> **Collected data entries**
^^^^^^^^^^^^^^^^
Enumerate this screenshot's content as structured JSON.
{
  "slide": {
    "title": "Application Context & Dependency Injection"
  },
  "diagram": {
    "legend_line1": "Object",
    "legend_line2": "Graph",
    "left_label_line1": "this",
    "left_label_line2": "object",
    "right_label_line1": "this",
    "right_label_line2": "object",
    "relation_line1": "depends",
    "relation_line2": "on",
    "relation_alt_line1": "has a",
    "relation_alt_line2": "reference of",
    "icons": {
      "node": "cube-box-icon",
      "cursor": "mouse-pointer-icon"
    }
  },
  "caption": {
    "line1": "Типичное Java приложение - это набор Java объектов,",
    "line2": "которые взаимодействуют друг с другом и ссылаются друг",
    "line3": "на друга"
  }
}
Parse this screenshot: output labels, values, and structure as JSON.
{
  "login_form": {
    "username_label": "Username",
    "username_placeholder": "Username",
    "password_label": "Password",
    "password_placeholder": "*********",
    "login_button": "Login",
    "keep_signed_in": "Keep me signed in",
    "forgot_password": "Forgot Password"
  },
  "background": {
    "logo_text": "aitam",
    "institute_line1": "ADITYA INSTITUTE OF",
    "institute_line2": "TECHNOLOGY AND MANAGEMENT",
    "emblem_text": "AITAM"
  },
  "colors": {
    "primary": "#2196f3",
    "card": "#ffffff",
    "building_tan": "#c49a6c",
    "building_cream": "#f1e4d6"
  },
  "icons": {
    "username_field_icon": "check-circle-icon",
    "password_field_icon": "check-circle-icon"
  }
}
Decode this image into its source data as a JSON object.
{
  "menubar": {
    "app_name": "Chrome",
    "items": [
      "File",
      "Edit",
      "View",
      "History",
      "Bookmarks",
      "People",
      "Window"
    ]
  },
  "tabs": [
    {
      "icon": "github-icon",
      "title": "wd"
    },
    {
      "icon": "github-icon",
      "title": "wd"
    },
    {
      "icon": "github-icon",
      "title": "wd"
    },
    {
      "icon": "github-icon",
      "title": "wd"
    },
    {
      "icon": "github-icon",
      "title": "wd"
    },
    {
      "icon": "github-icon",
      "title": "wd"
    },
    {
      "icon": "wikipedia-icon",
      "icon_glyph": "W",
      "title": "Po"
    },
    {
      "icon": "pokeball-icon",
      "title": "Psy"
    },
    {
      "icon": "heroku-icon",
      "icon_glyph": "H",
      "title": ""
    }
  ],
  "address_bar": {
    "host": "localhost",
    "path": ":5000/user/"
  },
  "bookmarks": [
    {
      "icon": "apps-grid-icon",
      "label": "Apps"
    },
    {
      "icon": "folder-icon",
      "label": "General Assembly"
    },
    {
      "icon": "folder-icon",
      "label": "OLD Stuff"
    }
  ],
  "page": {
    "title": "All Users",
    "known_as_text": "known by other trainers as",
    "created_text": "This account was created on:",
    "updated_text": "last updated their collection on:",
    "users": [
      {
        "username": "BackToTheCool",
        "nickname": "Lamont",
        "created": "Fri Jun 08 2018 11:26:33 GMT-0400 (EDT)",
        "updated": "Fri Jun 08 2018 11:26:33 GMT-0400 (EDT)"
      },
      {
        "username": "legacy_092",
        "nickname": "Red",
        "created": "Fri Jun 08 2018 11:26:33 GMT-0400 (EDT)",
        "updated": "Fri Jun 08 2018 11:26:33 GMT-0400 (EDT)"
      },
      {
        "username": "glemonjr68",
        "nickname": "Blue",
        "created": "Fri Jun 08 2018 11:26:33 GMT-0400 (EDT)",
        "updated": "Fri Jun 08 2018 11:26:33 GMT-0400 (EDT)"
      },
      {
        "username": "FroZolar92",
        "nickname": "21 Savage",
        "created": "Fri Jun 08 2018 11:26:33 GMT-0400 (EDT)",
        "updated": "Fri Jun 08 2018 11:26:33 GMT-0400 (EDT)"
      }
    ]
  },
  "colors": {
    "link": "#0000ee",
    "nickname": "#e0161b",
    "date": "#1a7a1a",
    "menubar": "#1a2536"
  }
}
^^^^^^^^^^^^^^^^
> **WHAT THE EXERCISE ASKS**
Find the word "circle" in the material, then list each line that holds it.

> **SOLUTION FOR THIS TASK**
    "username_field_icon": "check-circle-icon",
    "password_field_icon": "check-circle-icon"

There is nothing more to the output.